> _AIM_
Say how many lines hold the string "JSON"; please write nothing but the number.

(Structured figure records)
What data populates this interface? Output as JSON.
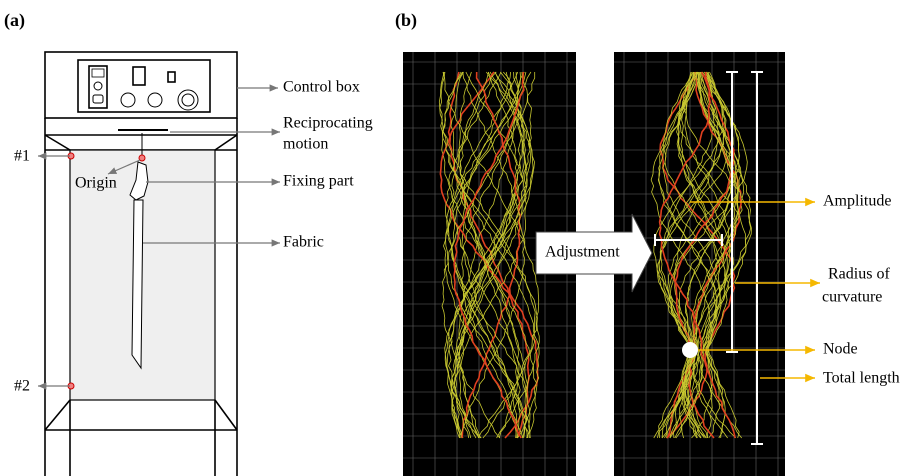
{
  "panel_a": {
    "label": "(a)",
    "control_box": "Control box",
    "reciprocating_motion": [
      "Reciprocating",
      "motion"
    ],
    "marker_1": "#1",
    "marker_2": "#2",
    "origin": "Origin",
    "fixing_part": "Fixing part",
    "fabric": "Fabric"
  },
  "panel_b": {
    "label": "(b)",
    "adjustment": "Adjustment",
    "amplitude": "Amplitude",
    "radius_of_curvature": [
      "Radius of",
      "curvature"
    ],
    "node": "Node",
    "total_length": "Total length"
  }
}
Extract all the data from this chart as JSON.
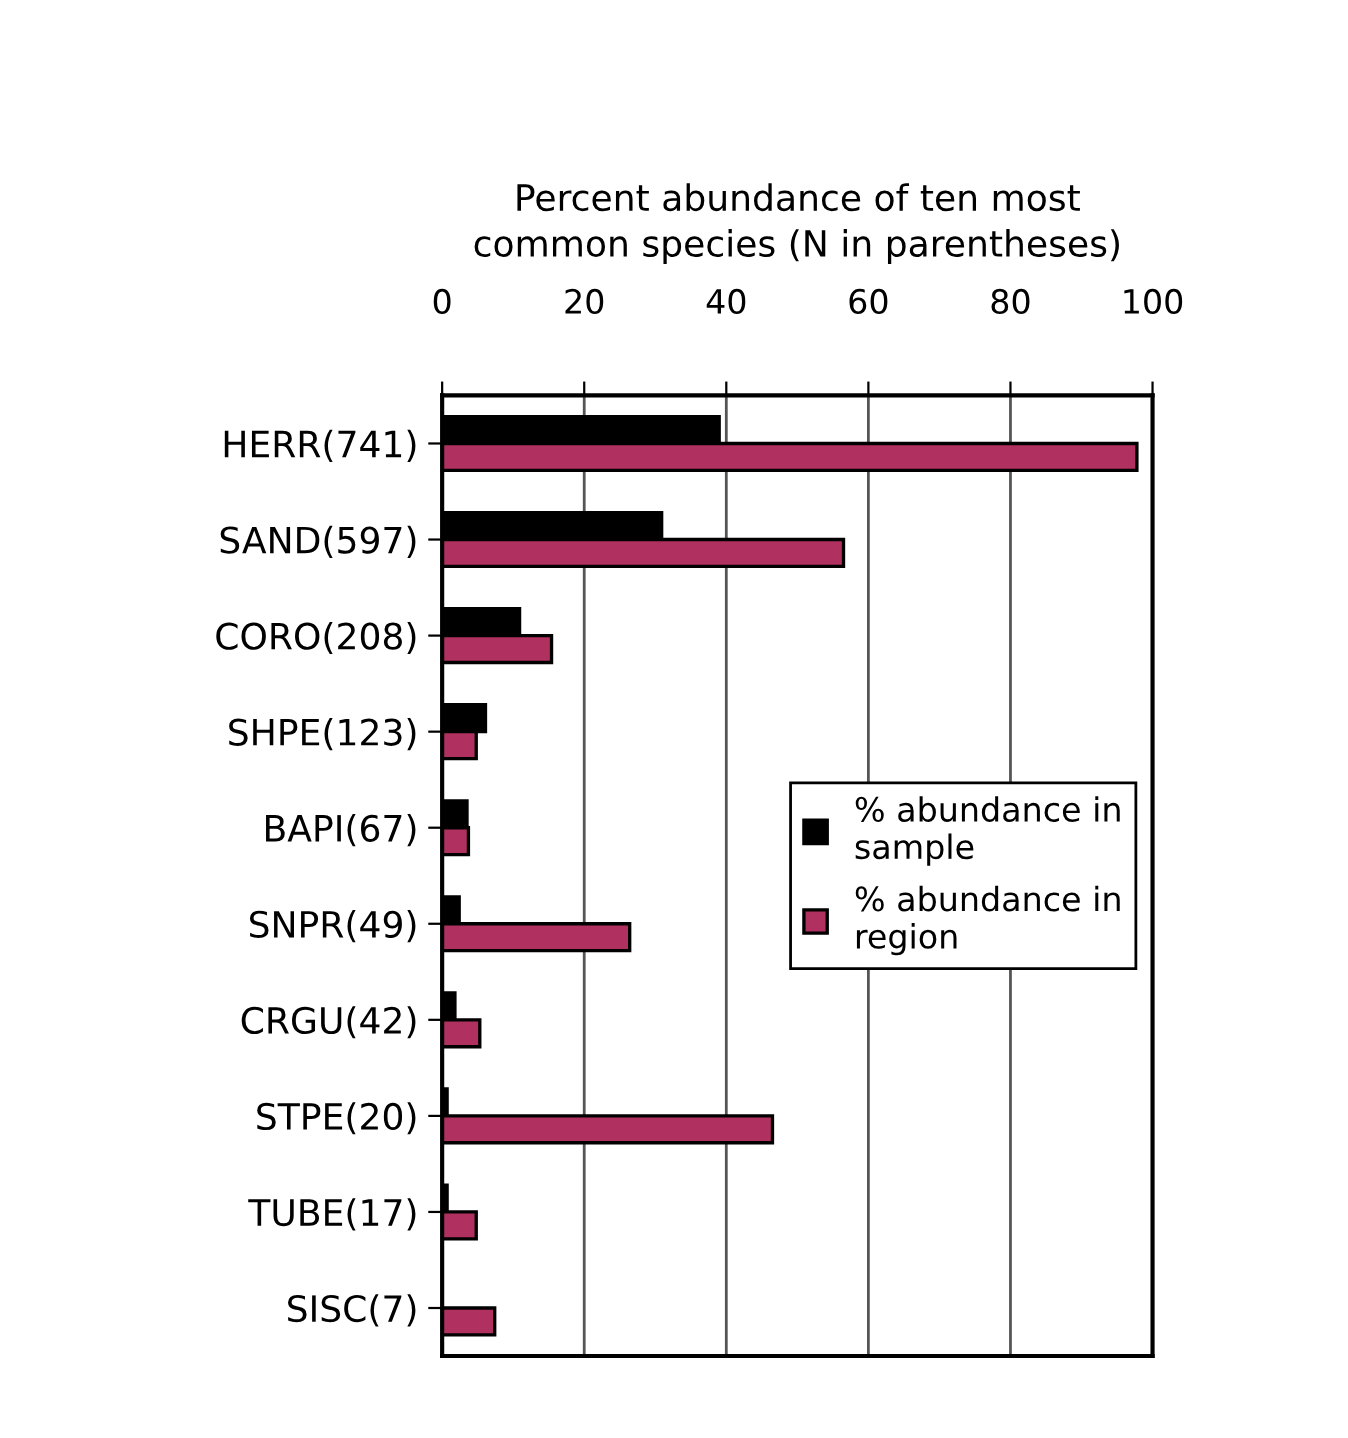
{
  "chart_data": {
    "type": "bar",
    "orientation": "horizontal",
    "title": "Percent abundance of ten most\ncommon species (N in parentheses)",
    "categories": [
      "HERR(741)",
      "SAND(597)",
      "CORO(208)",
      "SHPE(123)",
      "BAPI(67)",
      "SNPR(49)",
      "CRGU(42)",
      "STPE(20)",
      "TUBE(17)",
      "SISC(7)"
    ],
    "series": [
      {
        "name": "% abundance in\nsample",
        "color": "#000000",
        "values": [
          39.0,
          30.9,
          10.9,
          6.1,
          3.5,
          2.4,
          1.8,
          0.7,
          0.7,
          null
        ]
      },
      {
        "name": "% abundance in\nregion",
        "color": "#b03060",
        "values": [
          97.8,
          56.5,
          15.4,
          4.8,
          3.7,
          26.4,
          5.3,
          46.5,
          4.8,
          7.4
        ]
      }
    ],
    "xlim": [
      0,
      100
    ],
    "xticks": [
      0,
      20,
      40,
      60,
      80,
      100
    ],
    "grid": "x",
    "legend": "center right"
  }
}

> _RESULT BELOW_
2